→ **Excerpted records**
<<<<
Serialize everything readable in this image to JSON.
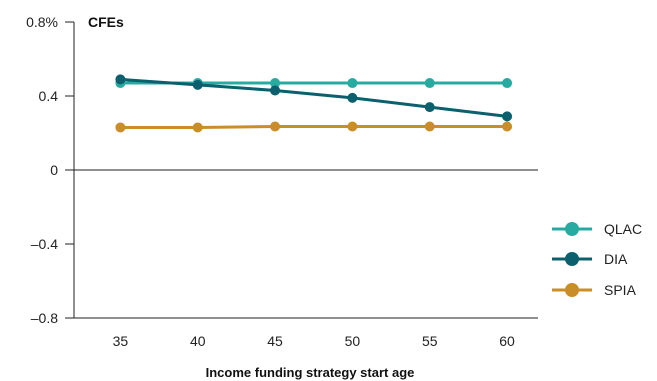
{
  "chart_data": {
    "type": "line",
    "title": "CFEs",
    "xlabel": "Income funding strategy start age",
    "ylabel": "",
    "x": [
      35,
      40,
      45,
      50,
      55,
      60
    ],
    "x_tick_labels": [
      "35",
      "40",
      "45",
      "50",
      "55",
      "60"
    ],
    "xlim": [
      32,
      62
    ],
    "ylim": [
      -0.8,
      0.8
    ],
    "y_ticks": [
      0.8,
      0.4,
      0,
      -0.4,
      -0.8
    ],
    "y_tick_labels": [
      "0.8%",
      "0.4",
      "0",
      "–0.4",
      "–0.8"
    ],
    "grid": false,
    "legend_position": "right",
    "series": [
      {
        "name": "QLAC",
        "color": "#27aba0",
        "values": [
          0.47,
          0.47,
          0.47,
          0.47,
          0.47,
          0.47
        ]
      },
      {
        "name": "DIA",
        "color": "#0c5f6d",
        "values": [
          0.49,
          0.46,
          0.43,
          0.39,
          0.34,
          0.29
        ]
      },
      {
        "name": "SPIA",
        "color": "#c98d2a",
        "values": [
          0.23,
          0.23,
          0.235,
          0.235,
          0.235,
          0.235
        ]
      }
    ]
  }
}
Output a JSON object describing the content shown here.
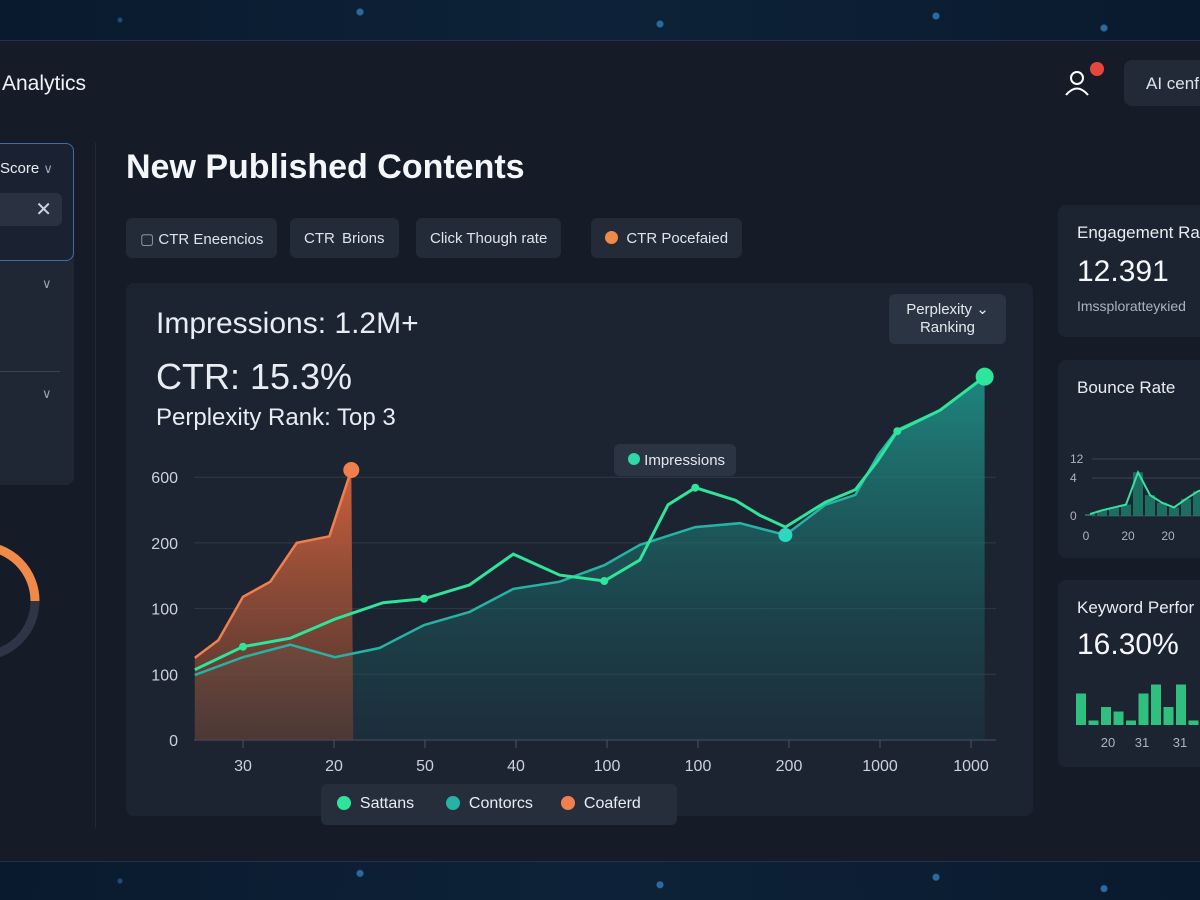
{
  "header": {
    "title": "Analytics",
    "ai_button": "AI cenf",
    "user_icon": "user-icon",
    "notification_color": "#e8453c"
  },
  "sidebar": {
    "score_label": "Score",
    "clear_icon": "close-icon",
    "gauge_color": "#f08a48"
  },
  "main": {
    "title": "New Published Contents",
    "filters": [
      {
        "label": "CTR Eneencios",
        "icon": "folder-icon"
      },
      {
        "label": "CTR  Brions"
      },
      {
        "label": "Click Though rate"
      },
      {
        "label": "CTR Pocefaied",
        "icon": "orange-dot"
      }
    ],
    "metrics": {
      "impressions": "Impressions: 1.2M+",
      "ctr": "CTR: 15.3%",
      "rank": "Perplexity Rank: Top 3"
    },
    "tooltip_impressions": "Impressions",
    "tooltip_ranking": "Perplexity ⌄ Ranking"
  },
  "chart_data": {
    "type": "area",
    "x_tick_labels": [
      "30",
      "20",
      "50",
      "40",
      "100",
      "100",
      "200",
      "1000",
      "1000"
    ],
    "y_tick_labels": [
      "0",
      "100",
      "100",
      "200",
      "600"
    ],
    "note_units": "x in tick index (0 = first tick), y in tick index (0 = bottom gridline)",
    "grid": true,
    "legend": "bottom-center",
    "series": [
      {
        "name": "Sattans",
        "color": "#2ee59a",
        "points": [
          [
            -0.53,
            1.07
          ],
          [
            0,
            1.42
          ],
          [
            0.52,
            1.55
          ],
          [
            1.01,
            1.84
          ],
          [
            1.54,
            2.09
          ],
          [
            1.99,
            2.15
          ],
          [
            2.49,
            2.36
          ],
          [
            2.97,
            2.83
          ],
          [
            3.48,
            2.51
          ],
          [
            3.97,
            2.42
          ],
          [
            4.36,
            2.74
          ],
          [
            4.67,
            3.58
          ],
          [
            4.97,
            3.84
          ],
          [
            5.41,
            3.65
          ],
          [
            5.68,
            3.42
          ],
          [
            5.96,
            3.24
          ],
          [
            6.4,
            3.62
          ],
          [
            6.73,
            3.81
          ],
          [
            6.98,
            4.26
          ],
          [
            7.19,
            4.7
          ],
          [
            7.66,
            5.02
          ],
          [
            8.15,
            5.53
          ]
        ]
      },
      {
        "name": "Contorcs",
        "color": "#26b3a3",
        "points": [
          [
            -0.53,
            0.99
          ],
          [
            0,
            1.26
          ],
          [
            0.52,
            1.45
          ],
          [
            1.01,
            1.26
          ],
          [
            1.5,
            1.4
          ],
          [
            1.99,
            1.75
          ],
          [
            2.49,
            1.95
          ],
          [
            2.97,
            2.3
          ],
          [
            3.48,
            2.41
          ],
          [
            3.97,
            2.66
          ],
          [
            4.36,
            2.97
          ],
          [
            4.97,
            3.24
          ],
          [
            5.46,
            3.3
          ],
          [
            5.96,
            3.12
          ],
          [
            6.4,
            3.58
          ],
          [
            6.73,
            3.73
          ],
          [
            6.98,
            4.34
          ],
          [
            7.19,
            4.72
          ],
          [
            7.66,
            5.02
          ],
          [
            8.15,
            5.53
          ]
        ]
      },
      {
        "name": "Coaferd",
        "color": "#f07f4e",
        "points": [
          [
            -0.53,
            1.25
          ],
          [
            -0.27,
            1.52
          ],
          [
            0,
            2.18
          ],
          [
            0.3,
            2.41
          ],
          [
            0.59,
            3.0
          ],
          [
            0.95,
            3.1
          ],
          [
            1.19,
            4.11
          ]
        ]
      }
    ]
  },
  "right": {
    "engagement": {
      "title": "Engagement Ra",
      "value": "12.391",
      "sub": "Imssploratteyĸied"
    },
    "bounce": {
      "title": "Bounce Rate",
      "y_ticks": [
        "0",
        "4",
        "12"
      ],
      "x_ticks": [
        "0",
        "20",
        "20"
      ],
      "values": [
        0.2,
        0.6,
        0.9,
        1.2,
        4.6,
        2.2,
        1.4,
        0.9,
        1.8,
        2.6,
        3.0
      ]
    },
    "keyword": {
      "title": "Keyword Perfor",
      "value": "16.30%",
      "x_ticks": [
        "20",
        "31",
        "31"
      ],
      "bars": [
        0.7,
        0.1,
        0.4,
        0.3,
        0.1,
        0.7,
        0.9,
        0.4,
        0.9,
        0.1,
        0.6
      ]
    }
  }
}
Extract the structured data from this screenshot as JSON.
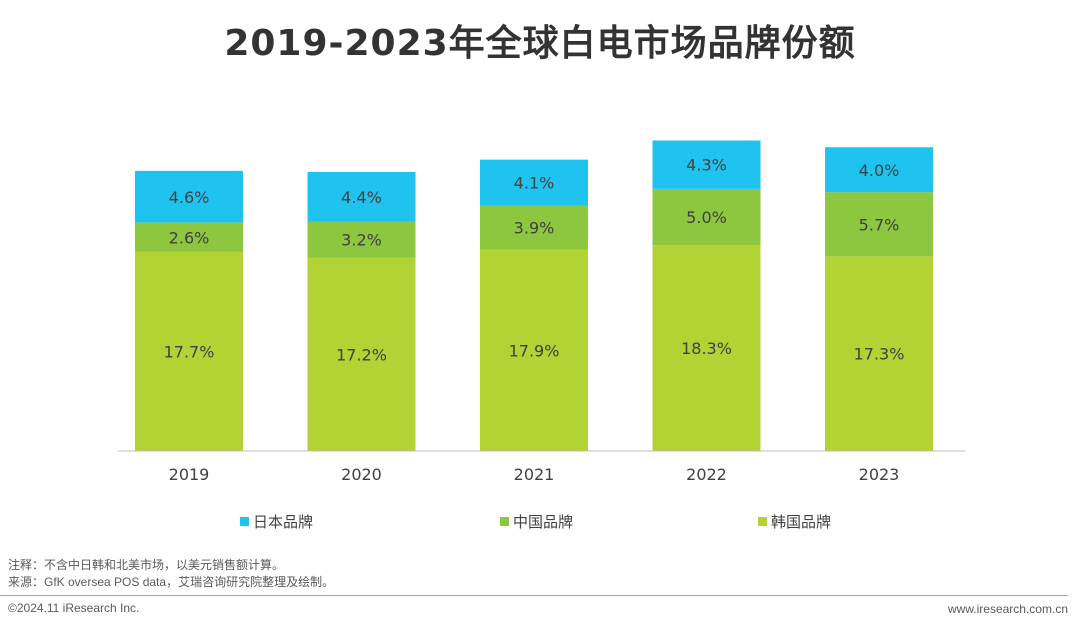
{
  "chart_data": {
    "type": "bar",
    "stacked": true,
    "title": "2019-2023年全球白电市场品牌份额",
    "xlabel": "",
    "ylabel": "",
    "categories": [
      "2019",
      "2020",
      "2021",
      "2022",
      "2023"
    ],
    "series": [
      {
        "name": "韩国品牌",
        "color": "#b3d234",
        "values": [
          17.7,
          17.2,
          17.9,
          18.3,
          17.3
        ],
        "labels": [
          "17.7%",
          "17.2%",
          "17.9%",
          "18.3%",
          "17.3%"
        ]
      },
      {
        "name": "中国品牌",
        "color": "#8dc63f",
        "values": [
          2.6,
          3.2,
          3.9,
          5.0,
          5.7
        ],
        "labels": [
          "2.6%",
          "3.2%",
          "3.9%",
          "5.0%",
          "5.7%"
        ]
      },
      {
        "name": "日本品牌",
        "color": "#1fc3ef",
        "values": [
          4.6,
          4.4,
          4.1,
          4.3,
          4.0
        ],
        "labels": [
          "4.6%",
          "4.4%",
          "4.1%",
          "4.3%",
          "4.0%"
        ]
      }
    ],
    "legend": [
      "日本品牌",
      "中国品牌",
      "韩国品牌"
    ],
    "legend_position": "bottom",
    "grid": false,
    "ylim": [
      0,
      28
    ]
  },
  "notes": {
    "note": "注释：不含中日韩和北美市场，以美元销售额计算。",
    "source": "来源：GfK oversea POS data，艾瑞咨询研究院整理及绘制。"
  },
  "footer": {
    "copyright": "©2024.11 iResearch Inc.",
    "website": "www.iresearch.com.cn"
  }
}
>>>>
→ **What is being asked**
All of the entries above should be copied exactly, except for the pictures.

→ **Exercise response**
Serialize everything readable in this image to JSON.
{
  "chart_data": {
    "type": "line",
    "title": "CFEs",
    "xlabel": "Income funding strategy start age",
    "ylabel": "",
    "x": [
      35,
      40,
      45,
      50,
      55,
      60
    ],
    "x_tick_labels": [
      "35",
      "40",
      "45",
      "50",
      "55",
      "60"
    ],
    "xlim": [
      32,
      62
    ],
    "ylim": [
      -0.8,
      0.8
    ],
    "y_ticks": [
      0.8,
      0.4,
      0,
      -0.4,
      -0.8
    ],
    "y_tick_labels": [
      "0.8%",
      "0.4",
      "0",
      "–0.4",
      "–0.8"
    ],
    "grid": false,
    "legend_position": "right",
    "series": [
      {
        "name": "QLAC",
        "color": "#27aba0",
        "values": [
          0.47,
          0.47,
          0.47,
          0.47,
          0.47,
          0.47
        ]
      },
      {
        "name": "DIA",
        "color": "#0c5f6d",
        "values": [
          0.49,
          0.46,
          0.43,
          0.39,
          0.34,
          0.29
        ]
      },
      {
        "name": "SPIA",
        "color": "#c98d2a",
        "values": [
          0.23,
          0.23,
          0.235,
          0.235,
          0.235,
          0.235
        ]
      }
    ]
  }
}
Output a JSON object describing the content shown here.
{
  "header": {
    "title": "Analytics",
    "ai_button": "AI cenf",
    "user_icon": "user-icon",
    "notification_color": "#e8453c"
  },
  "sidebar": {
    "score_label": "Score",
    "clear_icon": "close-icon",
    "gauge_color": "#f08a48"
  },
  "main": {
    "title": "New Published Contents",
    "filters": [
      {
        "label": "CTR Eneencios",
        "icon": "folder-icon"
      },
      {
        "label": "CTR  Brions"
      },
      {
        "label": "Click Though rate"
      },
      {
        "label": "CTR Pocefaied",
        "icon": "orange-dot"
      }
    ],
    "metrics": {
      "impressions": "Impressions: 1.2M+",
      "ctr": "CTR: 15.3%",
      "rank": "Perplexity Rank: Top 3"
    },
    "tooltip_impressions": "Impressions",
    "tooltip_ranking": "Perplexity ⌄ Ranking"
  },
  "chart_data": {
    "type": "area",
    "x_tick_labels": [
      "30",
      "20",
      "50",
      "40",
      "100",
      "100",
      "200",
      "1000",
      "1000"
    ],
    "y_tick_labels": [
      "0",
      "100",
      "100",
      "200",
      "600"
    ],
    "note_units": "x in tick index (0 = first tick), y in tick index (0 = bottom gridline)",
    "grid": true,
    "legend": "bottom-center",
    "series": [
      {
        "name": "Sattans",
        "color": "#2ee59a",
        "points": [
          [
            -0.53,
            1.07
          ],
          [
            0,
            1.42
          ],
          [
            0.52,
            1.55
          ],
          [
            1.01,
            1.84
          ],
          [
            1.54,
            2.09
          ],
          [
            1.99,
            2.15
          ],
          [
            2.49,
            2.36
          ],
          [
            2.97,
            2.83
          ],
          [
            3.48,
            2.51
          ],
          [
            3.97,
            2.42
          ],
          [
            4.36,
            2.74
          ],
          [
            4.67,
            3.58
          ],
          [
            4.97,
            3.84
          ],
          [
            5.41,
            3.65
          ],
          [
            5.68,
            3.42
          ],
          [
            5.96,
            3.24
          ],
          [
            6.4,
            3.62
          ],
          [
            6.73,
            3.81
          ],
          [
            6.98,
            4.26
          ],
          [
            7.19,
            4.7
          ],
          [
            7.66,
            5.02
          ],
          [
            8.15,
            5.53
          ]
        ]
      },
      {
        "name": "Contorcs",
        "color": "#26b3a3",
        "points": [
          [
            -0.53,
            0.99
          ],
          [
            0,
            1.26
          ],
          [
            0.52,
            1.45
          ],
          [
            1.01,
            1.26
          ],
          [
            1.5,
            1.4
          ],
          [
            1.99,
            1.75
          ],
          [
            2.49,
            1.95
          ],
          [
            2.97,
            2.3
          ],
          [
            3.48,
            2.41
          ],
          [
            3.97,
            2.66
          ],
          [
            4.36,
            2.97
          ],
          [
            4.97,
            3.24
          ],
          [
            5.46,
            3.3
          ],
          [
            5.96,
            3.12
          ],
          [
            6.4,
            3.58
          ],
          [
            6.73,
            3.73
          ],
          [
            6.98,
            4.34
          ],
          [
            7.19,
            4.72
          ],
          [
            7.66,
            5.02
          ],
          [
            8.15,
            5.53
          ]
        ]
      },
      {
        "name": "Coaferd",
        "color": "#f07f4e",
        "points": [
          [
            -0.53,
            1.25
          ],
          [
            -0.27,
            1.52
          ],
          [
            0,
            2.18
          ],
          [
            0.3,
            2.41
          ],
          [
            0.59,
            3.0
          ],
          [
            0.95,
            3.1
          ],
          [
            1.19,
            4.11
          ]
        ]
      }
    ]
  },
  "right": {
    "engagement": {
      "title": "Engagement Ra",
      "value": "12.391",
      "sub": "Imssploratteyĸied"
    },
    "bounce": {
      "title": "Bounce Rate",
      "y_ticks": [
        "0",
        "4",
        "12"
      ],
      "x_ticks": [
        "0",
        "20",
        "20"
      ],
      "values": [
        0.2,
        0.6,
        0.9,
        1.2,
        4.6,
        2.2,
        1.4,
        0.9,
        1.8,
        2.6,
        3.0
      ]
    },
    "keyword": {
      "title": "Keyword Perfor",
      "value": "16.30%",
      "x_ticks": [
        "20",
        "31",
        "31"
      ],
      "bars": [
        0.7,
        0.1,
        0.4,
        0.3,
        0.1,
        0.7,
        0.9,
        0.4,
        0.9,
        0.1,
        0.6
      ]
    }
  }
}
Extract the structured data from this screenshot as JSON.
{
  "chart_data": {
    "type": "bar",
    "stacked": true,
    "title": "2019-2023年全球白电市场品牌份额",
    "xlabel": "",
    "ylabel": "",
    "categories": [
      "2019",
      "2020",
      "2021",
      "2022",
      "2023"
    ],
    "series": [
      {
        "name": "韩国品牌",
        "color": "#b3d234",
        "values": [
          17.7,
          17.2,
          17.9,
          18.3,
          17.3
        ],
        "labels": [
          "17.7%",
          "17.2%",
          "17.9%",
          "18.3%",
          "17.3%"
        ]
      },
      {
        "name": "中国品牌",
        "color": "#8dc63f",
        "values": [
          2.6,
          3.2,
          3.9,
          5.0,
          5.7
        ],
        "labels": [
          "2.6%",
          "3.2%",
          "3.9%",
          "5.0%",
          "5.7%"
        ]
      },
      {
        "name": "日本品牌",
        "color": "#1fc3ef",
        "values": [
          4.6,
          4.4,
          4.1,
          4.3,
          4.0
        ],
        "labels": [
          "4.6%",
          "4.4%",
          "4.1%",
          "4.3%",
          "4.0%"
        ]
      }
    ],
    "legend": [
      "日本品牌",
      "中国品牌",
      "韩国品牌"
    ],
    "legend_position": "bottom",
    "grid": false,
    "ylim": [
      0,
      28
    ]
  },
  "notes": {
    "note": "注释：不含中日韩和北美市场，以美元销售额计算。",
    "source": "来源：GfK oversea POS data，艾瑞咨询研究院整理及绘制。"
  },
  "footer": {
    "copyright": "©2024.11 iResearch Inc.",
    "website": "www.iresearch.com.cn"
  }
}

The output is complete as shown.